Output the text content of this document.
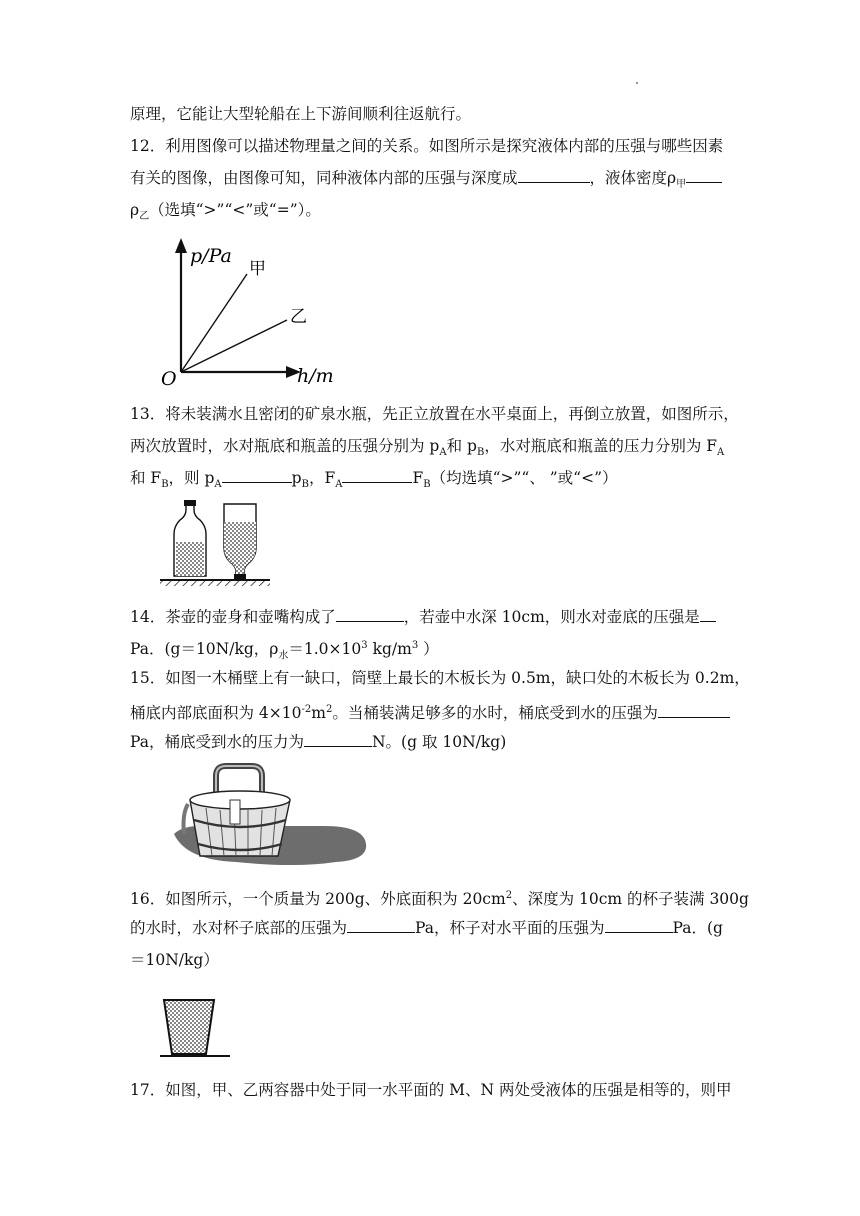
原理，它能让大型轮船在上下游间顺利往返航行。
12．利用图像可以描述物理量之间的关系。如图所示是探究液体内部的压强与哪些因素
有关的图像，由图像可知，同种液体内部的压强与深度成	，液体密度$\rho_甲$
$\rho_乙$（选填“>”“<”或“=”）。
p/Pa
h/m
O
甲
乙
13．将未装满水且密闭的矿泉水瓶，先正立放置在水平桌面上，再倒立放置，如图所示，
两次放置时，水对瓶底和瓶盖的压强分别为 $p_A$和 $p_B$，水对瓶底和瓶盖的压力分别为 $F_A$
和 $F_B$，则 $p_A$	$p_B$，$F_A$	$F_B$（均选填“>”“、 ”或“<”）
14．茶壶的壶身和壶嘴构成了	，若壶中水深 10cm，则水对壶底的压强是
Pa．(g＝10N/kg，$\rho_水=1.0\times 10^3$ $kg/m^3$ ）
15．如图一木桶壁上有一缺口，筒壁上最长的木板长为 0.5m，缺口处的木板长为 0.2m，
桶底内部底面积为 $4\times 10^{-2}m^2$。当桶装满足够多的水时，桶底受到水的压强为
Pa，桶底受到水的压力为	N。(g 取 10N/kg)
16．如图所示，一个质量为 200g、外底面积为 $20cm^2$、深度为 10cm 的杯子装满 300g
的水时，水对杯子底部的压强为	Pa，杯子对水平面的压强为	Pa．(g
＝10N/kg）
17．如图，甲、乙两容器中处于同一水平面的 M、N 两处受液体的压强是相等的，则甲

■ Task details ■
Output the full set of records above without changing a word, and drop the images.

■ Result for this task ■
Output the text content of this document.
原理，它能让大型轮船在上下游间顺利往返航行。
12．利用图像可以描述物理量之间的关系。如图所示是探究液体内部的压强与哪些因素
有关的图像，由图像可知，同种液体内部的压强与深度成	，液体密度$\rho_甲$
$\rho_乙$（选填“>”“<”或“=”）。
p/Pa
h/m
O
甲
乙
13．将未装满水且密闭的矿泉水瓶，先正立放置在水平桌面上，再倒立放置，如图所示，
两次放置时，水对瓶底和瓶盖的压强分别为 $p_A$和 $p_B$，水对瓶底和瓶盖的压力分别为 $F_A$
和 $F_B$，则 $p_A$	$p_B$，$F_A$	$F_B$（均选填“>”“、 ”或“<”）
14．茶壶的壶身和壶嘴构成了	，若壶中水深 10cm，则水对壶底的压强是
Pa．(g＝10N/kg，$\rho_水=1.0\times 10^3$ $kg/m^3$ ）
15．如图一木桶壁上有一缺口，筒壁上最长的木板长为 0.5m，缺口处的木板长为 0.2m，
桶底内部底面积为 $4\times 10^{-2}m^2$。当桶装满足够多的水时，桶底受到水的压强为
Pa，桶底受到水的压力为	N。(g 取 10N/kg)
16．如图所示，一个质量为 200g、外底面积为 $20cm^2$、深度为 10cm 的杯子装满 300g
的水时，水对杯子底部的压强为	Pa，杯子对水平面的压强为	Pa．(g
＝10N/kg）
17．如图，甲、乙两容器中处于同一水平面的 M、N 两处受液体的压强是相等的，则甲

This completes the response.